* Task statement
Report the number of lines in the entries below that include the word "zwiedzania", and nothing else.

* Task data
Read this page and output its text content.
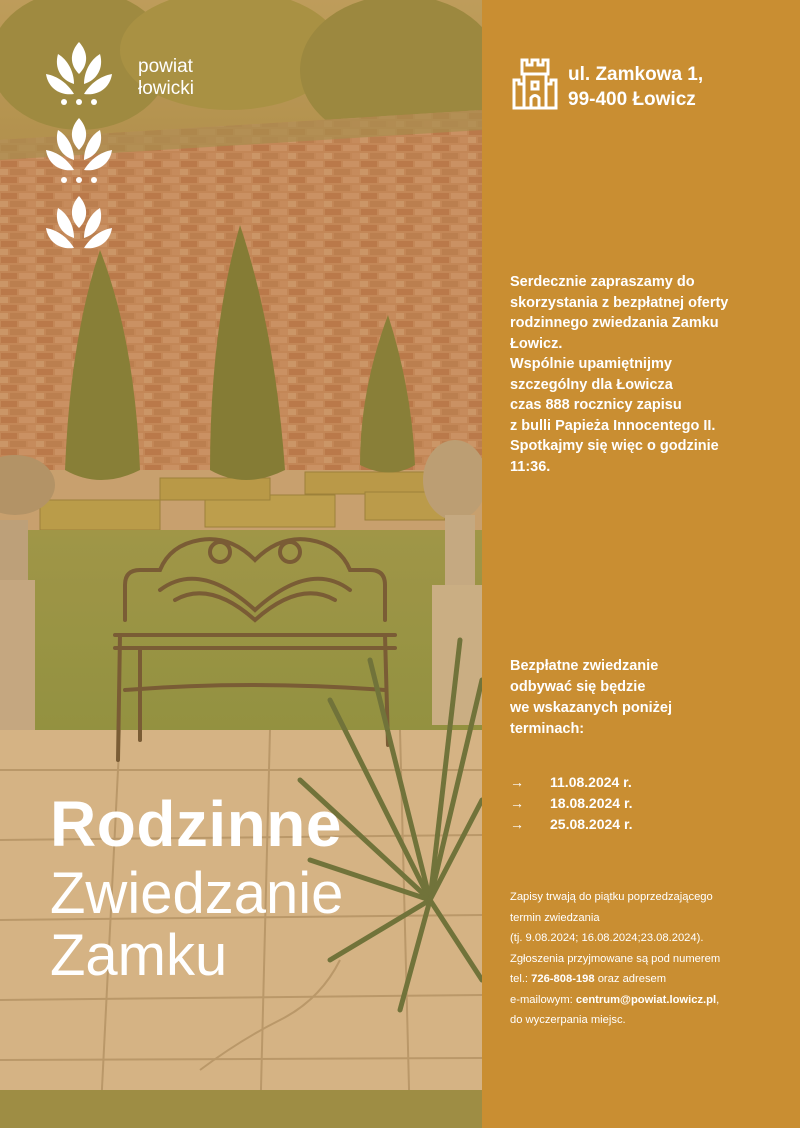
powiat
łowicki
Rodzinne
Zwiedzanie
Zamku
ul. Zamkowa 1,
99-400 Łowicz

Serdecznie zapraszamy do

skorzystania z bezpłatnej oferty

rodzinnego zwiedzania Zamku

Łowicz.

Wspólnie upamiętnijmy

szczególny dla Łowicza

czas 888 rocznicy zapisu

z bulli Papieża Innocentego II.

Spotkajmy się więc o godzinie

11:36.

Bezpłatne zwiedzanie
odbywać się będzie
we wskazanych poniżej
terminach:
→	11.08.2024 r.
→	18.08.2024 r.
→	25.08.2024 r.
Zapisy trwają do piątku poprzedzającego
termin zwiedzania
(tj. 9.08.2024; 16.08.2024;23.08.2024).
Zgłoszenia przyjmowane są pod numerem
tel.: 726-808-198 oraz adresem
e-mailowym: centrum@powiat.lowicz.pl,
do wyczerpania miejsc.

* Solution
2